**Short task**
Look through the listing below and report how many lines contain "Base", as a bare number.

::::

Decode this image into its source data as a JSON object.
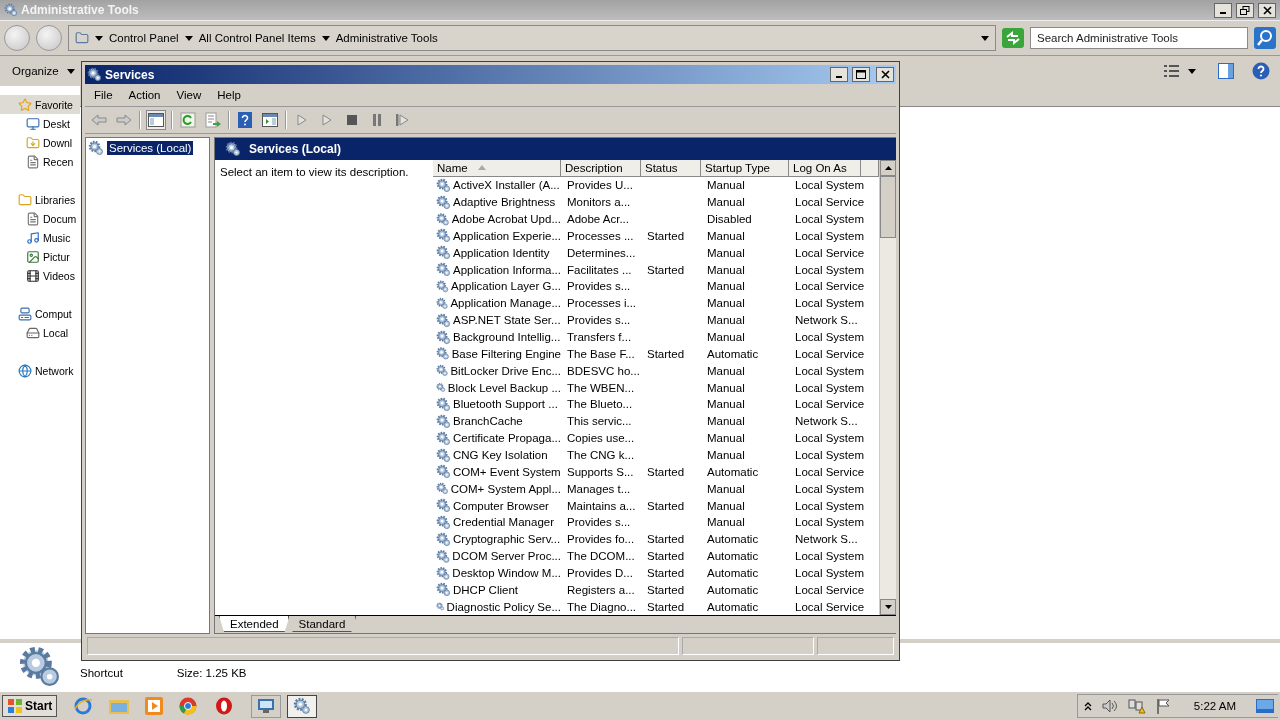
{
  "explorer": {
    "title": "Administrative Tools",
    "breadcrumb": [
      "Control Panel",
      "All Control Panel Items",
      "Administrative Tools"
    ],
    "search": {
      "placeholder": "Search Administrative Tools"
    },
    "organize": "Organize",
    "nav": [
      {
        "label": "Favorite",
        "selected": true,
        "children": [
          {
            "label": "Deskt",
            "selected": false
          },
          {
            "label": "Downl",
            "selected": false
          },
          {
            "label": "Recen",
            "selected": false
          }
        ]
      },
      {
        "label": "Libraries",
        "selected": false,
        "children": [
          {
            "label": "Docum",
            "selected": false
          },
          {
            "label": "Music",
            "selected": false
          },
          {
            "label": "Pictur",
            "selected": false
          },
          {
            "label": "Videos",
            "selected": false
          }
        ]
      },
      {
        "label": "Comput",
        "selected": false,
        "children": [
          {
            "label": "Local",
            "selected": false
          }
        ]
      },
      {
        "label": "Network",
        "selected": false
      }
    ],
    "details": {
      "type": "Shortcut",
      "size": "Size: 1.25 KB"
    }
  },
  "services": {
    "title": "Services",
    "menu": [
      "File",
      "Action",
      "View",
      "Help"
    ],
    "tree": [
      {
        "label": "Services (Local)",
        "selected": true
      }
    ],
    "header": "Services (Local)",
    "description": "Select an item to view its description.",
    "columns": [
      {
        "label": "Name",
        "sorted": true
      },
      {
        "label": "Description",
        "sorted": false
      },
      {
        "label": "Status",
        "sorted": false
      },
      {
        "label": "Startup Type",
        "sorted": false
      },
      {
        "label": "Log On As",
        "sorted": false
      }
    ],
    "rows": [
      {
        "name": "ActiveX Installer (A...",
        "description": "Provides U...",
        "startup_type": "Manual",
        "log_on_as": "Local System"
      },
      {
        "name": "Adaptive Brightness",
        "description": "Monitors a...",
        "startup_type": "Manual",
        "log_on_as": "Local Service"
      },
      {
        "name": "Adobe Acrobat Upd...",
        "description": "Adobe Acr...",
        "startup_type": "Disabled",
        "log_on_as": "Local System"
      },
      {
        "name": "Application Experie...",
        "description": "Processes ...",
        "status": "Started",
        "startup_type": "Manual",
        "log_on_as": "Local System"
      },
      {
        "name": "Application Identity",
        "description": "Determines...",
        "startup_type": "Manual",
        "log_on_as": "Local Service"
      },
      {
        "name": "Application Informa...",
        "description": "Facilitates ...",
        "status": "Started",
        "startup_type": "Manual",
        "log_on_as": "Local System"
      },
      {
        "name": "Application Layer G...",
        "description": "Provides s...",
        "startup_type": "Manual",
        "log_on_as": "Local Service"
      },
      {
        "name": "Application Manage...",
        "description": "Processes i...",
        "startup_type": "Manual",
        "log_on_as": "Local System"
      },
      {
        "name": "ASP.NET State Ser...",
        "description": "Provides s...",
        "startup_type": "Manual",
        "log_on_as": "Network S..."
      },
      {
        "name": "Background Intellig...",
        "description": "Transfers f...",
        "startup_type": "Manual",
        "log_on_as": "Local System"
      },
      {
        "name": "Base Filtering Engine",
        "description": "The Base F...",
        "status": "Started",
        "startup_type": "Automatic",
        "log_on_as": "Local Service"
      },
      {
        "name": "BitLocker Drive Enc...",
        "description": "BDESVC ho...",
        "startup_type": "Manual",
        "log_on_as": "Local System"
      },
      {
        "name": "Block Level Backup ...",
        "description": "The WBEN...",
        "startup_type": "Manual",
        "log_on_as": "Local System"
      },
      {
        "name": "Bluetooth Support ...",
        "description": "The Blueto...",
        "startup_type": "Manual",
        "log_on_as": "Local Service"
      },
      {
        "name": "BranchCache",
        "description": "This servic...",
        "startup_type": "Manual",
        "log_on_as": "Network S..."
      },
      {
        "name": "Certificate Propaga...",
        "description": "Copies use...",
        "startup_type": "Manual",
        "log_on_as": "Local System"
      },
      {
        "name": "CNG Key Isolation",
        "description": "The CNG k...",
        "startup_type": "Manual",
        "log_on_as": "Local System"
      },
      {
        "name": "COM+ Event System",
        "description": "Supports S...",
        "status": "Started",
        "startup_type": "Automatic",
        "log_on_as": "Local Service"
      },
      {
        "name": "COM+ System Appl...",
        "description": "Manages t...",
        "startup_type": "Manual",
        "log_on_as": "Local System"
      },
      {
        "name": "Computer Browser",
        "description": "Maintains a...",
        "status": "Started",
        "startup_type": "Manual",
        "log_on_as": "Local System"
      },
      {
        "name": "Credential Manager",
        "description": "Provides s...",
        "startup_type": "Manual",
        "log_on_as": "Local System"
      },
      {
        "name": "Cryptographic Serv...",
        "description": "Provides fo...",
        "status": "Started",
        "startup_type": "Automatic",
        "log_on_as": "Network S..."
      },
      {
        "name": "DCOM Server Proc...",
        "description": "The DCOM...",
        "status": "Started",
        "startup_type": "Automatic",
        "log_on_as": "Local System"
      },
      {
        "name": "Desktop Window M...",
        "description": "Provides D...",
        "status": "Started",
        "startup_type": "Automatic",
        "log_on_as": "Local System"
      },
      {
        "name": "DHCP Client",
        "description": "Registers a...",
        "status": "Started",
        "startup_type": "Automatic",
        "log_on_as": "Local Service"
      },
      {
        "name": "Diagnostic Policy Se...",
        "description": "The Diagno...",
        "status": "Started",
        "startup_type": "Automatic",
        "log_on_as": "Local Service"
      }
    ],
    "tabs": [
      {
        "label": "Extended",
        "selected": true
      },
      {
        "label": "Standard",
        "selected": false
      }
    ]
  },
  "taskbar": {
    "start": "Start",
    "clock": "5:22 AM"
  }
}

::::

**Complete response**
2